Your answer should be a single number: the count of lines that include "color".

○ ○ ○ ○ ○ ○ ○

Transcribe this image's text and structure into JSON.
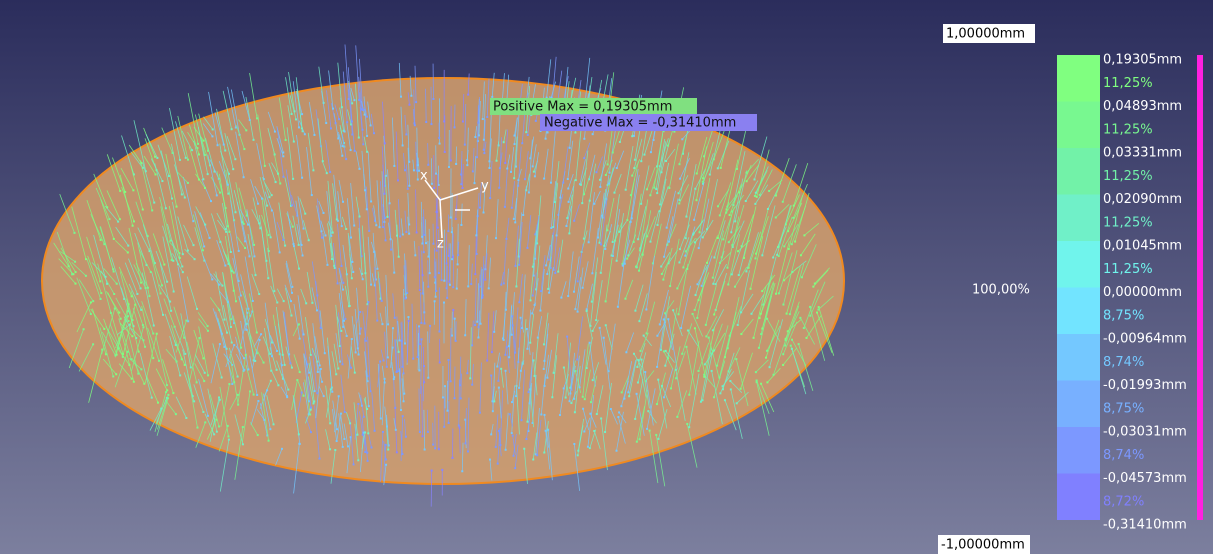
{
  "scale": {
    "max": "1,00000mm",
    "min": "-1,00000mm",
    "total": "100,00%"
  },
  "annotations": {
    "positive_max": "Positive Max = 0,19305mm",
    "negative_max": "Negative Max = -0,31410mm"
  },
  "axes": {
    "x": "x",
    "y": "y",
    "z": "z"
  },
  "legend": {
    "limits": [
      "0,19305mm",
      "0,04893mm",
      "0,03331mm",
      "0,02090mm",
      "0,01045mm",
      "0,00000mm",
      "-0,00964mm",
      "-0,01993mm",
      "-0,03031mm",
      "-0,04573mm",
      "-0,31410mm"
    ],
    "bands": [
      {
        "percent": "11,25%",
        "color": "#80ff80"
      },
      {
        "percent": "11,25%",
        "color": "#78f890"
      },
      {
        "percent": "11,25%",
        "color": "#72f2a8"
      },
      {
        "percent": "11,25%",
        "color": "#70f0c8"
      },
      {
        "percent": "11,25%",
        "color": "#70f4ec"
      },
      {
        "percent": "8,75%",
        "color": "#72e4ff"
      },
      {
        "percent": "8,74%",
        "color": "#74c8ff"
      },
      {
        "percent": "8,75%",
        "color": "#78b0ff"
      },
      {
        "percent": "8,74%",
        "color": "#7c98ff"
      },
      {
        "percent": "8,72%",
        "color": "#8080ff"
      }
    ]
  }
}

○ ○ ○ ○ ○ ○ ○

#### Output of the task:
10